(Collected data)
────────────────────
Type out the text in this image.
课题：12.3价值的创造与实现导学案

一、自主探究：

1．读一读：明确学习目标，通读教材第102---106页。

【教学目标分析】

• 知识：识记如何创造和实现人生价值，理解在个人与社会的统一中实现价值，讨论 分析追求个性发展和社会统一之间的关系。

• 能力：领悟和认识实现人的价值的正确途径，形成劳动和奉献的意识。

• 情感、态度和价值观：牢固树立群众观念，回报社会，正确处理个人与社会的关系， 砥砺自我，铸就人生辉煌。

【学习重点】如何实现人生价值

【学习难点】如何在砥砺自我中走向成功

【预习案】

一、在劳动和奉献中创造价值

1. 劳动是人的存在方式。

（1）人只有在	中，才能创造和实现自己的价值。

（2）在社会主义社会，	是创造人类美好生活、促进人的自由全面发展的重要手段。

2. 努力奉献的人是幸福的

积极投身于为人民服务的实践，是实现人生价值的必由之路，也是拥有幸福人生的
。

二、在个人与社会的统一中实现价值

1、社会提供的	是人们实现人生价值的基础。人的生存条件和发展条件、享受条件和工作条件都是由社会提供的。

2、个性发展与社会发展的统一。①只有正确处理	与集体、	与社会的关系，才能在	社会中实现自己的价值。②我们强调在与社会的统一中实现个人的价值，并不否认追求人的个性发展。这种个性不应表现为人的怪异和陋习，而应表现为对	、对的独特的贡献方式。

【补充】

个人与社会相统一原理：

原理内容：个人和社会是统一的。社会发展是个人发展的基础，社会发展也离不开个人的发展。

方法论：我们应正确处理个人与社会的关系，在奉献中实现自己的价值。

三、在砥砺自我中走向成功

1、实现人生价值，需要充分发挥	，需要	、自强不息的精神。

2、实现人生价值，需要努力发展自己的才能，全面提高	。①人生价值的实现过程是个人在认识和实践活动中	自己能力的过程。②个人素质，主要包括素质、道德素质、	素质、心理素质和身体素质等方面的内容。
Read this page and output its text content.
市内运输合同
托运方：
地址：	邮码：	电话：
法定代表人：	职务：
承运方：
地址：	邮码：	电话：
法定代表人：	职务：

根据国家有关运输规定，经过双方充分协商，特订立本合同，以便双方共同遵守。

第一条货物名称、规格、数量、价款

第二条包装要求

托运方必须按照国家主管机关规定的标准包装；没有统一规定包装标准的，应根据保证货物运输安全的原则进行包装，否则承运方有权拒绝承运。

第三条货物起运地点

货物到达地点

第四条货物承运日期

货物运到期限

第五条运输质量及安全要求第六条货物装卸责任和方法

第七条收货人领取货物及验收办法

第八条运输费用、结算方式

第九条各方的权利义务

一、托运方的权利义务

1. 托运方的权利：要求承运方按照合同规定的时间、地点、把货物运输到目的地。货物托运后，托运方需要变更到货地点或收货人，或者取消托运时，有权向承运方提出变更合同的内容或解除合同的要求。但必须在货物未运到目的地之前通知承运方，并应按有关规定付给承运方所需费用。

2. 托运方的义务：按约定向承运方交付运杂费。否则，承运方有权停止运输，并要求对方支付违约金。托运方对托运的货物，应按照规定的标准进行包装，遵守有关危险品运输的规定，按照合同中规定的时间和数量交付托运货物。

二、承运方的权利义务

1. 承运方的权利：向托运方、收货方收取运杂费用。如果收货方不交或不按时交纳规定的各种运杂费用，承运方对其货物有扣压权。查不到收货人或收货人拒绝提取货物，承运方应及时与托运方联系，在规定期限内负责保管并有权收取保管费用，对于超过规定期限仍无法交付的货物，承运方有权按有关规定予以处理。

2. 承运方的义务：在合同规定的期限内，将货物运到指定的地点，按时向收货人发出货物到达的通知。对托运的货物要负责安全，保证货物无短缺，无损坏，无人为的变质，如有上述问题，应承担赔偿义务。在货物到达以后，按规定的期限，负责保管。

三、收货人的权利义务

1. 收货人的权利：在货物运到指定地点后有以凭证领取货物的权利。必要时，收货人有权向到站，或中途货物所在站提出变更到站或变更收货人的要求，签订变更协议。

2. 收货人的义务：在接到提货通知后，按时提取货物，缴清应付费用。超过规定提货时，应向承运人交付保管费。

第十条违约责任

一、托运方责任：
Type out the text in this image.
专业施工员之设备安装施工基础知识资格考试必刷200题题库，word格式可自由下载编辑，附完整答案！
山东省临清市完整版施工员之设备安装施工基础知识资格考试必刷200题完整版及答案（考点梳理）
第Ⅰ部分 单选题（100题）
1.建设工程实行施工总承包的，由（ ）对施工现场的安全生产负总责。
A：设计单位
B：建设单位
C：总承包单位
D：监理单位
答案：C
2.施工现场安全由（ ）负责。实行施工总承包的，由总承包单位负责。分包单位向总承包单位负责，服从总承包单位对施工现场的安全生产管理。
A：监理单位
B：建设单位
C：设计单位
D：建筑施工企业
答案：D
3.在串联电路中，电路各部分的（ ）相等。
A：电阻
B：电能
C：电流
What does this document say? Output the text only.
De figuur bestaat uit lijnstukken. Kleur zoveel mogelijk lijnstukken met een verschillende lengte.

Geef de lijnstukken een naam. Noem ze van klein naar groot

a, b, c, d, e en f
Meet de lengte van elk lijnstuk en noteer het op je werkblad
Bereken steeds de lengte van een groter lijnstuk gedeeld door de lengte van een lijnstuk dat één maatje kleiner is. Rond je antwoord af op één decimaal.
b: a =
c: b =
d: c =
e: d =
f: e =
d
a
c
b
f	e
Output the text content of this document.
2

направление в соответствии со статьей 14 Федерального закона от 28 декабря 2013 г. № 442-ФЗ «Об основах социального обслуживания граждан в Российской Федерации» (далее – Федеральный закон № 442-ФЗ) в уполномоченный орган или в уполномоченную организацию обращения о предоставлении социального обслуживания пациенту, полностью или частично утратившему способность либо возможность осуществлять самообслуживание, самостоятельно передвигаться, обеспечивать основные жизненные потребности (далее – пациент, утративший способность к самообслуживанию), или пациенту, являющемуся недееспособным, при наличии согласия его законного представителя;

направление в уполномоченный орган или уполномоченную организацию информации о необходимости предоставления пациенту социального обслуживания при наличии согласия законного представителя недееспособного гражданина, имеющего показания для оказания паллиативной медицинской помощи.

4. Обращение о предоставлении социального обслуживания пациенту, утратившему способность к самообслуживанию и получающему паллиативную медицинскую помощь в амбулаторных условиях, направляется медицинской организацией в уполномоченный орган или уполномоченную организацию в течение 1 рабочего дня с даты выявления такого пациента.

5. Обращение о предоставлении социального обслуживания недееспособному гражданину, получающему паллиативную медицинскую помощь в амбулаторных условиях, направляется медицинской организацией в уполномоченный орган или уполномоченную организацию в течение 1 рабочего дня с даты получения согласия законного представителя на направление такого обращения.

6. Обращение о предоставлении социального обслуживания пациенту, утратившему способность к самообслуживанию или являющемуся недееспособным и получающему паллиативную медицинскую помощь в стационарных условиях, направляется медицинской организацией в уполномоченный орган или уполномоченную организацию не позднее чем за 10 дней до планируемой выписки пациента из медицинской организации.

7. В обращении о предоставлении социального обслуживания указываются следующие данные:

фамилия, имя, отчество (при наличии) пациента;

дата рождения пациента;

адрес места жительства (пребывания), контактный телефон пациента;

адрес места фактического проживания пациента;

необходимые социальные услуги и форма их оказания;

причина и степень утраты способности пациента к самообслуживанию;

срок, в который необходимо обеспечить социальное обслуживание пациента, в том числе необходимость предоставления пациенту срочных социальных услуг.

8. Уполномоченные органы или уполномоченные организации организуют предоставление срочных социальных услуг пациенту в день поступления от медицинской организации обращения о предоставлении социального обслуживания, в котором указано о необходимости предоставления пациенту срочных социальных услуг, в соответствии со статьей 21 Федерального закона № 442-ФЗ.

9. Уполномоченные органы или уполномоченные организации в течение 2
────────────────────
▶ [Instructions for the task]: Please set down each line of the records exactly as given.

▶ [Task output]:
Type out the text in this image.
课题：12.3价值的创造与实现导学案

一、自主探究：

1．读一读：明确学习目标，通读教材第102---106页。

【教学目标分析】

• 知识：识记如何创造和实现人生价值，理解在个人与社会的统一中实现价值，讨论 分析追求个性发展和社会统一之间的关系。

• 能力：领悟和认识实现人的价值的正确途径，形成劳动和奉献的意识。

• 情感、态度和价值观：牢固树立群众观念，回报社会，正确处理个人与社会的关系， 砥砺自我，铸就人生辉煌。

【学习重点】如何实现人生价值

【学习难点】如何在砥砺自我中走向成功

【预习案】

一、在劳动和奉献中创造价值

1. 劳动是人的存在方式。

（1）人只有在	中，才能创造和实现自己的价值。

（2）在社会主义社会，	是创造人类美好生活、促进人的自由全面发展的重要手段。

2. 努力奉献的人是幸福的

积极投身于为人民服务的实践，是实现人生价值的必由之路，也是拥有幸福人生的
。

二、在个人与社会的统一中实现价值

1、社会提供的	是人们实现人生价值的基础。人的生存条件和发展条件、享受条件和工作条件都是由社会提供的。

2、个性发展与社会发展的统一。①只有正确处理	与集体、	与社会的关系，才能在	社会中实现自己的价值。②我们强调在与社会的统一中实现个人的价值，并不否认追求人的个性发展。这种个性不应表现为人的怪异和陋习，而应表现为对	、对的独特的贡献方式。

【补充】

个人与社会相统一原理：

原理内容：个人和社会是统一的。社会发展是个人发展的基础，社会发展也离不开个人的发展。

方法论：我们应正确处理个人与社会的关系，在奉献中实现自己的价值。

三、在砥砺自我中走向成功

1、实现人生价值，需要充分发挥	，需要	、自强不息的精神。

2、实现人生价值，需要努力发展自己的才能，全面提高	。①人生价值的实现过程是个人在认识和实践活动中	自己能力的过程。②个人素质，主要包括素质、道德素质、	素质、心理素质和身体素质等方面的内容。
Read this page and output its text content.
市内运输合同
托运方：
地址：	邮码：	电话：
法定代表人：	职务：
承运方：
地址：	邮码：	电话：
法定代表人：	职务：

根据国家有关运输规定，经过双方充分协商，特订立本合同，以便双方共同遵守。

第一条货物名称、规格、数量、价款

第二条包装要求

托运方必须按照国家主管机关规定的标准包装；没有统一规定包装标准的，应根据保证货物运输安全的原则进行包装，否则承运方有权拒绝承运。

第三条货物起运地点

货物到达地点

第四条货物承运日期

货物运到期限

第五条运输质量及安全要求第六条货物装卸责任和方法

第七条收货人领取货物及验收办法

第八条运输费用、结算方式

第九条各方的权利义务

一、托运方的权利义务

1. 托运方的权利：要求承运方按照合同规定的时间、地点、把货物运输到目的地。货物托运后，托运方需要变更到货地点或收货人，或者取消托运时，有权向承运方提出变更合同的内容或解除合同的要求。但必须在货物未运到目的地之前通知承运方，并应按有关规定付给承运方所需费用。

2. 托运方的义务：按约定向承运方交付运杂费。否则，承运方有权停止运输，并要求对方支付违约金。托运方对托运的货物，应按照规定的标准进行包装，遵守有关危险品运输的规定，按照合同中规定的时间和数量交付托运货物。

二、承运方的权利义务

1. 承运方的权利：向托运方、收货方收取运杂费用。如果收货方不交或不按时交纳规定的各种运杂费用，承运方对其货物有扣压权。查不到收货人或收货人拒绝提取货物，承运方应及时与托运方联系，在规定期限内负责保管并有权收取保管费用，对于超过规定期限仍无法交付的货物，承运方有权按有关规定予以处理。

2. 承运方的义务：在合同规定的期限内，将货物运到指定的地点，按时向收货人发出货物到达的通知。对托运的货物要负责安全，保证货物无短缺，无损坏，无人为的变质，如有上述问题，应承担赔偿义务。在货物到达以后，按规定的期限，负责保管。

三、收货人的权利义务

1. 收货人的权利：在货物运到指定地点后有以凭证领取货物的权利。必要时，收货人有权向到站，或中途货物所在站提出变更到站或变更收货人的要求，签订变更协议。

2. 收货人的义务：在接到提货通知后，按时提取货物，缴清应付费用。超过规定提货时，应向承运人交付保管费。

第十条违约责任

一、托运方责任：
Type out the text in this image.
专业施工员之设备安装施工基础知识资格考试必刷200题题库，word格式可自由下载编辑，附完整答案！
山东省临清市完整版施工员之设备安装施工基础知识资格考试必刷200题完整版及答案（考点梳理）
第Ⅰ部分 单选题（100题）
1.建设工程实行施工总承包的，由（ ）对施工现场的安全生产负总责。
A：设计单位
B：建设单位
C：总承包单位
D：监理单位
答案：C
2.施工现场安全由（ ）负责。实行施工总承包的，由总承包单位负责。分包单位向总承包单位负责，服从总承包单位对施工现场的安全生产管理。
A：监理单位
B：建设单位
C：设计单位
D：建筑施工企业
答案：D
3.在串联电路中，电路各部分的（ ）相等。
A：电阻
B：电能
C：电流
What does this document say? Output the text only.
De figuur bestaat uit lijnstukken. Kleur zoveel mogelijk lijnstukken met een verschillende lengte.

Geef de lijnstukken een naam. Noem ze van klein naar groot

a, b, c, d, e en f
Meet de lengte van elk lijnstuk en noteer het op je werkblad
Bereken steeds de lengte van een groter lijnstuk gedeeld door de lengte van een lijnstuk dat één maatje kleiner is. Rond je antwoord af op één decimaal.
b: a =
c: b =
d: c =
e: d =
f: e =
d
a
c
b
f	e
Output the text content of this document.
2

направление в соответствии со статьей 14 Федерального закона от 28 декабря 2013 г. № 442-ФЗ «Об основах социального обслуживания граждан в Российской Федерации» (далее – Федеральный закон № 442-ФЗ) в уполномоченный орган или в уполномоченную организацию обращения о предоставлении социального обслуживания пациенту, полностью или частично утратившему способность либо возможность осуществлять самообслуживание, самостоятельно передвигаться, обеспечивать основные жизненные потребности (далее – пациент, утративший способность к самообслуживанию), или пациенту, являющемуся недееспособным, при наличии согласия его законного представителя;

направление в уполномоченный орган или уполномоченную организацию информации о необходимости предоставления пациенту социального обслуживания при наличии согласия законного представителя недееспособного гражданина, имеющего показания для оказания паллиативной медицинской помощи.

4. Обращение о предоставлении социального обслуживания пациенту, утратившему способность к самообслуживанию и получающему паллиативную медицинскую помощь в амбулаторных условиях, направляется медицинской организацией в уполномоченный орган или уполномоченную организацию в течение 1 рабочего дня с даты выявления такого пациента.

5. Обращение о предоставлении социального обслуживания недееспособному гражданину, получающему паллиативную медицинскую помощь в амбулаторных условиях, направляется медицинской организацией в уполномоченный орган или уполномоченную организацию в течение 1 рабочего дня с даты получения согласия законного представителя на направление такого обращения.

6. Обращение о предоставлении социального обслуживания пациенту, утратившему способность к самообслуживанию или являющемуся недееспособным и получающему паллиативную медицинскую помощь в стационарных условиях, направляется медицинской организацией в уполномоченный орган или уполномоченную организацию не позднее чем за 10 дней до планируемой выписки пациента из медицинской организации.

7. В обращении о предоставлении социального обслуживания указываются следующие данные:

фамилия, имя, отчество (при наличии) пациента;

дата рождения пациента;

адрес места жительства (пребывания), контактный телефон пациента;

адрес места фактического проживания пациента;

необходимые социальные услуги и форма их оказания;

причина и степень утраты способности пациента к самообслуживанию;

срок, в который необходимо обеспечить социальное обслуживание пациента, в том числе необходимость предоставления пациенту срочных социальных услуг.

8. Уполномоченные органы или уполномоченные организации организуют предоставление срочных социальных услуг пациенту в день поступления от медицинской организации обращения о предоставлении социального обслуживания, в котором указано о необходимости предоставления пациенту срочных социальных услуг, в соответствии со статьей 21 Федерального закона № 442-ФЗ.

9. Уполномоченные органы или уполномоченные организации в течение 2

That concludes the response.